Give every line from the entries that contains "Capacity".

- - -

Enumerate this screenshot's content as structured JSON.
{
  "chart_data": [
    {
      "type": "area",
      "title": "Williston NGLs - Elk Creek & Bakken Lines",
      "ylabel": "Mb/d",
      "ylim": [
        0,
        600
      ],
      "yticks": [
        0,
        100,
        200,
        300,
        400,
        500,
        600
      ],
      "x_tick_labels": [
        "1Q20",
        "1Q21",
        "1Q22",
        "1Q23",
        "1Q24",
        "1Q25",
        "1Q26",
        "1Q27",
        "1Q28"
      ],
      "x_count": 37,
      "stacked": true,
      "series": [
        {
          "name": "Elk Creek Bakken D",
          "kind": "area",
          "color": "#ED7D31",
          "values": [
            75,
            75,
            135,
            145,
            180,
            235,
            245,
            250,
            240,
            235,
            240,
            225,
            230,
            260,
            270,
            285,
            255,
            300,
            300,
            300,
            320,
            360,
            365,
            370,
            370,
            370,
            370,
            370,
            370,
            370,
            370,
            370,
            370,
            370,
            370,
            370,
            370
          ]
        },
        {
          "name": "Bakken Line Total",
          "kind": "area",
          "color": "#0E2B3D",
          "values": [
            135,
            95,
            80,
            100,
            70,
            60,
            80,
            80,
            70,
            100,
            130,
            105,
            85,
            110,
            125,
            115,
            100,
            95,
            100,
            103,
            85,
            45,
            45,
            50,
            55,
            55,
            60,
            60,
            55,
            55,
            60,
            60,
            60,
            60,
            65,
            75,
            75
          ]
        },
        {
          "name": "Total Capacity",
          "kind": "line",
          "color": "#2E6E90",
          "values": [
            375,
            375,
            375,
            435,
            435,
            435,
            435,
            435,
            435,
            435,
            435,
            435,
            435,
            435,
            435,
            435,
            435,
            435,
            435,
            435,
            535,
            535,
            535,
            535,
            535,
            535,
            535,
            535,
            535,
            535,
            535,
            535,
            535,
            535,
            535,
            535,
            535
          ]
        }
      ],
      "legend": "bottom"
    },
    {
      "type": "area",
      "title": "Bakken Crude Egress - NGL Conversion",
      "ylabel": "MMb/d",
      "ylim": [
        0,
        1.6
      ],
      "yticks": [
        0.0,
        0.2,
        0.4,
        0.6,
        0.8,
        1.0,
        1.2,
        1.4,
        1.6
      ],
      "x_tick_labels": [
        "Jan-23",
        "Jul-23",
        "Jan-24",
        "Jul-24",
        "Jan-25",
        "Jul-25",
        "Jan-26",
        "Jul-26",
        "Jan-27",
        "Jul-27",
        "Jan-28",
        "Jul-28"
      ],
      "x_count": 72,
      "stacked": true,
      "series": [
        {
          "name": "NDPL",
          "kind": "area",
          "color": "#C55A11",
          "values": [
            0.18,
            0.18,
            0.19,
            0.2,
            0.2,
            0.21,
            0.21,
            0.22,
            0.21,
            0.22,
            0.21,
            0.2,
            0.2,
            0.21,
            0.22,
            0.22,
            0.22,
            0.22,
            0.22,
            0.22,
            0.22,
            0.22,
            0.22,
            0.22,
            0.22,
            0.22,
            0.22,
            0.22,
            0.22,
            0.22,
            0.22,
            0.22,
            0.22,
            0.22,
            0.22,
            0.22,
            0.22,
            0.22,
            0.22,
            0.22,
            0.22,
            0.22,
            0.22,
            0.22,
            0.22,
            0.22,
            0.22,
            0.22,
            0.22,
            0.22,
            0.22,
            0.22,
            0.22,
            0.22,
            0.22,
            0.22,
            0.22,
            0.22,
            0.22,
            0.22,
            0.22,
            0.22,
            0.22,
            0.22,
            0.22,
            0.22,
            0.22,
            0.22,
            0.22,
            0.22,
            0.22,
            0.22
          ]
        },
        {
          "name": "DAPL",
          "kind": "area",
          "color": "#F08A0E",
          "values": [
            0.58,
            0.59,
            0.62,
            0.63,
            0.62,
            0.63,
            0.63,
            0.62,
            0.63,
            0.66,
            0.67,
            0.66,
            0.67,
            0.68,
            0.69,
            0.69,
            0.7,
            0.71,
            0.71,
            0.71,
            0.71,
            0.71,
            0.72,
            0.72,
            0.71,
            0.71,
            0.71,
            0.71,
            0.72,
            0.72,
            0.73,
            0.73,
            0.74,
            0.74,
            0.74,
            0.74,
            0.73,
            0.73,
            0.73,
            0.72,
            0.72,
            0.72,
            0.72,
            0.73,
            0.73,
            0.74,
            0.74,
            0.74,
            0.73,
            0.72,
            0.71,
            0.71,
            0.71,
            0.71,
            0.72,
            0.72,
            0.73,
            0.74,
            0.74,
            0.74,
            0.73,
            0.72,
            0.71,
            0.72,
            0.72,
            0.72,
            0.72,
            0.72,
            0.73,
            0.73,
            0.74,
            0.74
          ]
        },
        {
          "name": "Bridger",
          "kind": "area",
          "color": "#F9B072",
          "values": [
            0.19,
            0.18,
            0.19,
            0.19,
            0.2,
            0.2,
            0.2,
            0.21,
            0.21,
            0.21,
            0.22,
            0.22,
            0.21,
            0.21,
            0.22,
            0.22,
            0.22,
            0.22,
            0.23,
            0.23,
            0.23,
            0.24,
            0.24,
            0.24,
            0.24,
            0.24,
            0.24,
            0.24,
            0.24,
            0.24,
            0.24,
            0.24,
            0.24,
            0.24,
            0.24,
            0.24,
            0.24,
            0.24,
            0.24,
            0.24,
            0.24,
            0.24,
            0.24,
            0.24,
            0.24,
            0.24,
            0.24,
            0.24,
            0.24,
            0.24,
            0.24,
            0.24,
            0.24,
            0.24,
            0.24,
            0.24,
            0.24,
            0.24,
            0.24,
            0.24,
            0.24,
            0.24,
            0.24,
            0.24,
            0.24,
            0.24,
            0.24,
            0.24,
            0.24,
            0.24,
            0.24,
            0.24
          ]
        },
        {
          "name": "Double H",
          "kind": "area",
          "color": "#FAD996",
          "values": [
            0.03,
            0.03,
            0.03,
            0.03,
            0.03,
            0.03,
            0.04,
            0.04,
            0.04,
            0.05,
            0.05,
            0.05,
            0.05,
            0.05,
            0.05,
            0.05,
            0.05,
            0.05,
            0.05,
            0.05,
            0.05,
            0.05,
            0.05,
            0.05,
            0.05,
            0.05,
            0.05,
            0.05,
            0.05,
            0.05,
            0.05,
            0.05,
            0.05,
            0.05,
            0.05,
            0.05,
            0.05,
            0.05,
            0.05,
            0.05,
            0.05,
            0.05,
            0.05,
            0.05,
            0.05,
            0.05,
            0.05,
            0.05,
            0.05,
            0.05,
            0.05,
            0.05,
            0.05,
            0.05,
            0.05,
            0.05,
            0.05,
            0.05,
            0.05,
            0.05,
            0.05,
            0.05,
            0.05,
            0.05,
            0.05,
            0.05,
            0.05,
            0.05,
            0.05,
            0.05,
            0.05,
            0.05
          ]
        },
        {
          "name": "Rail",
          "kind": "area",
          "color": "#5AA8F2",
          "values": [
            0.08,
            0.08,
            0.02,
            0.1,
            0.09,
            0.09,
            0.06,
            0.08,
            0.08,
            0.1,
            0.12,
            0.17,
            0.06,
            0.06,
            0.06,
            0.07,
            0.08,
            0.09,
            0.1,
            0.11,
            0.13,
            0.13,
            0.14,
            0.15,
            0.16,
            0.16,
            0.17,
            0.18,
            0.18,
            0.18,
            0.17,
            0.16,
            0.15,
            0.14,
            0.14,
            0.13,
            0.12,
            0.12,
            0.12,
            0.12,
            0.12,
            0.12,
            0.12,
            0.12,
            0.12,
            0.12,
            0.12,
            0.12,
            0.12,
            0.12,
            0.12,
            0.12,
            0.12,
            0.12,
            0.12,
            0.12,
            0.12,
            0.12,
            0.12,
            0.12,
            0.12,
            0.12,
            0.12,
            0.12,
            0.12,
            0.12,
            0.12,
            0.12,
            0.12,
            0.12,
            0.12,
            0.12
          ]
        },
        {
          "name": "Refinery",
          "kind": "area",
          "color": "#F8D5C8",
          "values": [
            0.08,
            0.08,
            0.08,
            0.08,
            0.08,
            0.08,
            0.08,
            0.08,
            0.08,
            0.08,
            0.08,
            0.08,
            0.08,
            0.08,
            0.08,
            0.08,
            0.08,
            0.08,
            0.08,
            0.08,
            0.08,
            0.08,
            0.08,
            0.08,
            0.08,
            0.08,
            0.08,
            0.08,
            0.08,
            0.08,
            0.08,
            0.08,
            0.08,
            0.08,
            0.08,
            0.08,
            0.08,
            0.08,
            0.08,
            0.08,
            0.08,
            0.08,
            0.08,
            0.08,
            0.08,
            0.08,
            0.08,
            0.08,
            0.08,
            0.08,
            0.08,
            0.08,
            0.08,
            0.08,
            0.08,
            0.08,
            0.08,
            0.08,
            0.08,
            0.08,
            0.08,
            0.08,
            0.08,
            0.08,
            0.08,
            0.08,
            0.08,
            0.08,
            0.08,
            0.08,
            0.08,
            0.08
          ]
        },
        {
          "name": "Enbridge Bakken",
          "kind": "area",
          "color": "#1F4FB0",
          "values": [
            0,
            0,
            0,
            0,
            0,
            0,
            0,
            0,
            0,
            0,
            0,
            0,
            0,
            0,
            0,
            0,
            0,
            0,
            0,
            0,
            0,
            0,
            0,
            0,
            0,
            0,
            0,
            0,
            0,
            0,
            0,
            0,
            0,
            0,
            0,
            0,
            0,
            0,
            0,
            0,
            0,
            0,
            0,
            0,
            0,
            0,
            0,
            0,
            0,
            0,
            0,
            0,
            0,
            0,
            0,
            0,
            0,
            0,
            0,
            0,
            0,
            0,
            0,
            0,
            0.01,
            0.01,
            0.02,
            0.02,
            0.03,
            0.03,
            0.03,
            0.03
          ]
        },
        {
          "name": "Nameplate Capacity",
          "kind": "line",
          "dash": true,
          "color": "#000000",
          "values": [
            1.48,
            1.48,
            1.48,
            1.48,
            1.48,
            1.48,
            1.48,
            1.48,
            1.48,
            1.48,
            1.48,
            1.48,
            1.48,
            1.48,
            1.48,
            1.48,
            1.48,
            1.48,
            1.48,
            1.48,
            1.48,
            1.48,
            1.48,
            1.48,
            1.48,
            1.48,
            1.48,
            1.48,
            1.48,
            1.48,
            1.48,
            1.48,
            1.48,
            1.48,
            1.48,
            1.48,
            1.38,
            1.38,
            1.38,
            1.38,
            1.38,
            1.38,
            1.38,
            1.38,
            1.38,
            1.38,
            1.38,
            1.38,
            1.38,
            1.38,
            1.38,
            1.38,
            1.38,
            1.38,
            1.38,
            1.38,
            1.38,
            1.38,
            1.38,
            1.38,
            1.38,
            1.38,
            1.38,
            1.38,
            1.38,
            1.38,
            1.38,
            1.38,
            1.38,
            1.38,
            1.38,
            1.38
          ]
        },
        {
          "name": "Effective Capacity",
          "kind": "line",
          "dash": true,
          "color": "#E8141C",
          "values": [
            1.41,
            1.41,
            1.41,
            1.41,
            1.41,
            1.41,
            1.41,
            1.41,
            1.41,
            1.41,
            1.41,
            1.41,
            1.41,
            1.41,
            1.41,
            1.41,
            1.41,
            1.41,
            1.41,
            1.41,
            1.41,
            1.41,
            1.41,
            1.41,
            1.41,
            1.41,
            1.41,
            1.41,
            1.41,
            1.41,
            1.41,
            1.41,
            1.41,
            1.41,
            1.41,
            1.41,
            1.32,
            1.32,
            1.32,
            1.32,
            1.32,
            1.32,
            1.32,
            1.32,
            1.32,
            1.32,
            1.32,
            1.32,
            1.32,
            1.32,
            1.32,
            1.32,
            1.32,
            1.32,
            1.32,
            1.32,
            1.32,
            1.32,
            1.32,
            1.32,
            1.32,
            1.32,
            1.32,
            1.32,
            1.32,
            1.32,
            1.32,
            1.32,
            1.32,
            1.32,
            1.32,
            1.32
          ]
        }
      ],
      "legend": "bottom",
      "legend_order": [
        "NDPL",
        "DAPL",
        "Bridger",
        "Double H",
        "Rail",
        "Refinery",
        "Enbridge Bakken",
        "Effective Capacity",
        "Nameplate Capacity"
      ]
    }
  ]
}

- - -

*TASK ANSWER*:
          "name": "Total Capacity",
          "name": "Nameplate Capacity",
          "name": "Effective Capacity",
        "Effective Capacity",
        "Nameplate Capacity"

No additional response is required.